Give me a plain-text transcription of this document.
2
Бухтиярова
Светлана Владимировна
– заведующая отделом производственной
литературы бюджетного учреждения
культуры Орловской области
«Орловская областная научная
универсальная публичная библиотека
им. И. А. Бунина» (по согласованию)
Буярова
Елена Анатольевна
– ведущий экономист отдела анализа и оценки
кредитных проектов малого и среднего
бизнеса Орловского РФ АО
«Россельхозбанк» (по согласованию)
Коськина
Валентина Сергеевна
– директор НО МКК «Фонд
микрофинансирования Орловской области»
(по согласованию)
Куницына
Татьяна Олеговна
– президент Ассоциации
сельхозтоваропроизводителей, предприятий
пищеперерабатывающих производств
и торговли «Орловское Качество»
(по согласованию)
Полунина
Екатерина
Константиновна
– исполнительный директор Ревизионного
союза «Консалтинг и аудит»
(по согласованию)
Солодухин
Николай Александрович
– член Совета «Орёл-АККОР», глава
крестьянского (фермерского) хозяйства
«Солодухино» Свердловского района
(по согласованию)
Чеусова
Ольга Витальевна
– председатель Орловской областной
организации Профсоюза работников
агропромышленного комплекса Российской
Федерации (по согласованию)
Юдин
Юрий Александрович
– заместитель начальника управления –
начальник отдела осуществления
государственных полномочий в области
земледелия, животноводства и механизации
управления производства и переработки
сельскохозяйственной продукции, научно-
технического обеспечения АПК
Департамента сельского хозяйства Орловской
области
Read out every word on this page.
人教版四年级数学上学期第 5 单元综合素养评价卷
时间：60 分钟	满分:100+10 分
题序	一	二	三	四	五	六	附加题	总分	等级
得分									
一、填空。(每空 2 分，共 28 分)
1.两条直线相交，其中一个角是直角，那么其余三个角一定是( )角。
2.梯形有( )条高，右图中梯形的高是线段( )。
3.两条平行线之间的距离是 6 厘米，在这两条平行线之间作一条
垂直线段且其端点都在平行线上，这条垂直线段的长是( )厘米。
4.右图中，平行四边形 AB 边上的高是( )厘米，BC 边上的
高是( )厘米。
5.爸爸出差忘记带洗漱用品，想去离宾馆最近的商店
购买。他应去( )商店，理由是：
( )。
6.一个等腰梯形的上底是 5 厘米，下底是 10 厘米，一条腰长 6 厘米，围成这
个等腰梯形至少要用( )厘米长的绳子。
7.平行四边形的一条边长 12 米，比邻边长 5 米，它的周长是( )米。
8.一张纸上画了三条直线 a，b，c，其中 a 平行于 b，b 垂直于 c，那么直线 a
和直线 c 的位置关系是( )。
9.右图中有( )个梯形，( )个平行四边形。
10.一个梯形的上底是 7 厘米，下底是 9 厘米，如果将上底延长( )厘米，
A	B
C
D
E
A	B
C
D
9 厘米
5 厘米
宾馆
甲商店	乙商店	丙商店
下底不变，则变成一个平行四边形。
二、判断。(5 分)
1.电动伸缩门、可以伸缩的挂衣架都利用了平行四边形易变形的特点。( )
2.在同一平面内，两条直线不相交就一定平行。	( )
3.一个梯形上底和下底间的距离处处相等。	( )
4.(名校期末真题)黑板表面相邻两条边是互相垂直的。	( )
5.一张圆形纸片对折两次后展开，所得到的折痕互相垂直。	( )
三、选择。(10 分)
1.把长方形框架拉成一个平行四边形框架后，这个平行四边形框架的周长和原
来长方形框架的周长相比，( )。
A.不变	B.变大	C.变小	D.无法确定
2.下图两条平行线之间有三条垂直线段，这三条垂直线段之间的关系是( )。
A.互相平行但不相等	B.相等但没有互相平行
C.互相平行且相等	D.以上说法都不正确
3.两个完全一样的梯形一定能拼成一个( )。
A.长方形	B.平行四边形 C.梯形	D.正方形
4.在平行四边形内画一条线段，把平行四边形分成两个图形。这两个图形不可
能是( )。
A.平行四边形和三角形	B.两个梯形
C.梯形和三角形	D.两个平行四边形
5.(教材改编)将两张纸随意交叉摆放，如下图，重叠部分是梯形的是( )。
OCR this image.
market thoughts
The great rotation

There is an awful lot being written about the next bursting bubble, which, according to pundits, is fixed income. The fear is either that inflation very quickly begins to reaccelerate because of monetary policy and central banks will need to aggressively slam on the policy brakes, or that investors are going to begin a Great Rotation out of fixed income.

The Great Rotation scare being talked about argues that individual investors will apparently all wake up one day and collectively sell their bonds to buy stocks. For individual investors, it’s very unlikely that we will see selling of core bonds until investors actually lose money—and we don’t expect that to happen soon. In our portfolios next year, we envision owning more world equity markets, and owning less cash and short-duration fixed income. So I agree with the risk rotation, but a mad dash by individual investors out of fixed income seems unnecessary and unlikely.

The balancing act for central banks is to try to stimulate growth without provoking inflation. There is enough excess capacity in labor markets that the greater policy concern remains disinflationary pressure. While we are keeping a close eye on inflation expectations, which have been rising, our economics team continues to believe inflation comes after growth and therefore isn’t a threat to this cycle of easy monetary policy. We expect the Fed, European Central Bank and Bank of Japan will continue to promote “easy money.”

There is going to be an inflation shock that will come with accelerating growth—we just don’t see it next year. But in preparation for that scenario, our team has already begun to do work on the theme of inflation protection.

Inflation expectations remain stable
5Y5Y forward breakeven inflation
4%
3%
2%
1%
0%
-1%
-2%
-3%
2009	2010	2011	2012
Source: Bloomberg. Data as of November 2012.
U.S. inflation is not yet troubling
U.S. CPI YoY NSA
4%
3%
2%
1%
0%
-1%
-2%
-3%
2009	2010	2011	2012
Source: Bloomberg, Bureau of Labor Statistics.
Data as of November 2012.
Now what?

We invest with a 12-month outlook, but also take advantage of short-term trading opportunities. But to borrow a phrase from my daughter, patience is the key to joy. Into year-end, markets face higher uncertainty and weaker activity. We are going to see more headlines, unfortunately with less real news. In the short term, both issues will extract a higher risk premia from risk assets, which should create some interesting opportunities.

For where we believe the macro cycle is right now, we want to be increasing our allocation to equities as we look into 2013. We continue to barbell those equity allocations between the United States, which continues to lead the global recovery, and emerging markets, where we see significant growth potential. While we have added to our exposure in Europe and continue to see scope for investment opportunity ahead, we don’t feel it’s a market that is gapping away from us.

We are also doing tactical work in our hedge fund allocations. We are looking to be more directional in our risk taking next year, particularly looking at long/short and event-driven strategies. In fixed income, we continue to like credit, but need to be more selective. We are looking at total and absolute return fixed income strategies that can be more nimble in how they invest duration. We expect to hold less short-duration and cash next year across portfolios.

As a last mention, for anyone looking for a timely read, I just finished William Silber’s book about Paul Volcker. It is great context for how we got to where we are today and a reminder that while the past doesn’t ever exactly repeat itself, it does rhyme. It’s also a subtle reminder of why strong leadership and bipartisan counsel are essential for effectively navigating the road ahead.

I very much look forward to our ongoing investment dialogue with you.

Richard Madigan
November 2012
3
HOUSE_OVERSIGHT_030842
——
* _What to do_:
From the records above, extract every entry exactly as given.

* _Solution below_:
Give me a plain-text transcription of this document.
2
Бухтиярова
Светлана Владимировна
– заведующая отделом производственной
литературы бюджетного учреждения
культуры Орловской области
«Орловская областная научная
универсальная публичная библиотека
им. И. А. Бунина» (по согласованию)
Буярова
Елена Анатольевна
– ведущий экономист отдела анализа и оценки
кредитных проектов малого и среднего
бизнеса Орловского РФ АО
«Россельхозбанк» (по согласованию)
Коськина
Валентина Сергеевна
– директор НО МКК «Фонд
микрофинансирования Орловской области»
(по согласованию)
Куницына
Татьяна Олеговна
– президент Ассоциации
сельхозтоваропроизводителей, предприятий
пищеперерабатывающих производств
и торговли «Орловское Качество»
(по согласованию)
Полунина
Екатерина
Константиновна
– исполнительный директор Ревизионного
союза «Консалтинг и аудит»
(по согласованию)
Солодухин
Николай Александрович
– член Совета «Орёл-АККОР», глава
крестьянского (фермерского) хозяйства
«Солодухино» Свердловского района
(по согласованию)
Чеусова
Ольга Витальевна
– председатель Орловской областной
организации Профсоюза работников
агропромышленного комплекса Российской
Федерации (по согласованию)
Юдин
Юрий Александрович
– заместитель начальника управления –
начальник отдела осуществления
государственных полномочий в области
земледелия, животноводства и механизации
управления производства и переработки
сельскохозяйственной продукции, научно-
технического обеспечения АПК
Департамента сельского хозяйства Орловской
области
Read out every word on this page.
人教版四年级数学上学期第 5 单元综合素养评价卷
时间：60 分钟	满分:100+10 分
题序	一	二	三	四	五	六	附加题	总分	等级
得分									
一、填空。(每空 2 分，共 28 分)
1.两条直线相交，其中一个角是直角，那么其余三个角一定是( )角。
2.梯形有( )条高，右图中梯形的高是线段( )。
3.两条平行线之间的距离是 6 厘米，在这两条平行线之间作一条
垂直线段且其端点都在平行线上，这条垂直线段的长是( )厘米。
4.右图中，平行四边形 AB 边上的高是( )厘米，BC 边上的
高是( )厘米。
5.爸爸出差忘记带洗漱用品，想去离宾馆最近的商店
购买。他应去( )商店，理由是：
( )。
6.一个等腰梯形的上底是 5 厘米，下底是 10 厘米，一条腰长 6 厘米，围成这
个等腰梯形至少要用( )厘米长的绳子。
7.平行四边形的一条边长 12 米，比邻边长 5 米，它的周长是( )米。
8.一张纸上画了三条直线 a，b，c，其中 a 平行于 b，b 垂直于 c，那么直线 a
和直线 c 的位置关系是( )。
9.右图中有( )个梯形，( )个平行四边形。
10.一个梯形的上底是 7 厘米，下底是 9 厘米，如果将上底延长( )厘米，
A	B
C
D
E
A	B
C
D
9 厘米
5 厘米
宾馆
甲商店	乙商店	丙商店
下底不变，则变成一个平行四边形。
二、判断。(5 分)
1.电动伸缩门、可以伸缩的挂衣架都利用了平行四边形易变形的特点。( )
2.在同一平面内，两条直线不相交就一定平行。	( )
3.一个梯形上底和下底间的距离处处相等。	( )
4.(名校期末真题)黑板表面相邻两条边是互相垂直的。	( )
5.一张圆形纸片对折两次后展开，所得到的折痕互相垂直。	( )
三、选择。(10 分)
1.把长方形框架拉成一个平行四边形框架后，这个平行四边形框架的周长和原
来长方形框架的周长相比，( )。
A.不变	B.变大	C.变小	D.无法确定
2.下图两条平行线之间有三条垂直线段，这三条垂直线段之间的关系是( )。
A.互相平行但不相等	B.相等但没有互相平行
C.互相平行且相等	D.以上说法都不正确
3.两个完全一样的梯形一定能拼成一个( )。
A.长方形	B.平行四边形 C.梯形	D.正方形
4.在平行四边形内画一条线段，把平行四边形分成两个图形。这两个图形不可
能是( )。
A.平行四边形和三角形	B.两个梯形
C.梯形和三角形	D.两个平行四边形
5.(教材改编)将两张纸随意交叉摆放，如下图，重叠部分是梯形的是( )。
OCR this image.
market thoughts
The great rotation

There is an awful lot being written about the next bursting bubble, which, according to pundits, is fixed income. The fear is either that inflation very quickly begins to reaccelerate because of monetary policy and central banks will need to aggressively slam on the policy brakes, or that investors are going to begin a Great Rotation out of fixed income.

The Great Rotation scare being talked about argues that individual investors will apparently all wake up one day and collectively sell their bonds to buy stocks. For individual investors, it’s very unlikely that we will see selling of core bonds until investors actually lose money—and we don’t expect that to happen soon. In our portfolios next year, we envision owning more world equity markets, and owning less cash and short-duration fixed income. So I agree with the risk rotation, but a mad dash by individual investors out of fixed income seems unnecessary and unlikely.

The balancing act for central banks is to try to stimulate growth without provoking inflation. There is enough excess capacity in labor markets that the greater policy concern remains disinflationary pressure. While we are keeping a close eye on inflation expectations, which have been rising, our economics team continues to believe inflation comes after growth and therefore isn’t a threat to this cycle of easy monetary policy. We expect the Fed, European Central Bank and Bank of Japan will continue to promote “easy money.”

There is going to be an inflation shock that will come with accelerating growth—we just don’t see it next year. But in preparation for that scenario, our team has already begun to do work on the theme of inflation protection.

Inflation expectations remain stable
5Y5Y forward breakeven inflation
4%
3%
2%
1%
0%
-1%
-2%
-3%
2009	2010	2011	2012
Source: Bloomberg. Data as of November 2012.
U.S. inflation is not yet troubling
U.S. CPI YoY NSA
4%
3%
2%
1%
0%
-1%
-2%
-3%
2009	2010	2011	2012
Source: Bloomberg, Bureau of Labor Statistics.
Data as of November 2012.
Now what?

We invest with a 12-month outlook, but also take advantage of short-term trading opportunities. But to borrow a phrase from my daughter, patience is the key to joy. Into year-end, markets face higher uncertainty and weaker activity. We are going to see more headlines, unfortunately with less real news. In the short term, both issues will extract a higher risk premia from risk assets, which should create some interesting opportunities.

For where we believe the macro cycle is right now, we want to be increasing our allocation to equities as we look into 2013. We continue to barbell those equity allocations between the United States, which continues to lead the global recovery, and emerging markets, where we see significant growth potential. While we have added to our exposure in Europe and continue to see scope for investment opportunity ahead, we don’t feel it’s a market that is gapping away from us.

We are also doing tactical work in our hedge fund allocations. We are looking to be more directional in our risk taking next year, particularly looking at long/short and event-driven strategies. In fixed income, we continue to like credit, but need to be more selective. We are looking at total and absolute return fixed income strategies that can be more nimble in how they invest duration. We expect to hold less short-duration and cash next year across portfolios.

As a last mention, for anyone looking for a timely read, I just finished William Silber’s book about Paul Volcker. It is great context for how we got to where we are today and a reminder that while the past doesn’t ever exactly repeat itself, it does rhyme. It’s also a subtle reminder of why strong leadership and bipartisan counsel are essential for effectively navigating the road ahead.

I very much look forward to our ongoing investment dialogue with you.

Richard Madigan
November 2012
3
HOUSE_OVERSIGHT_030842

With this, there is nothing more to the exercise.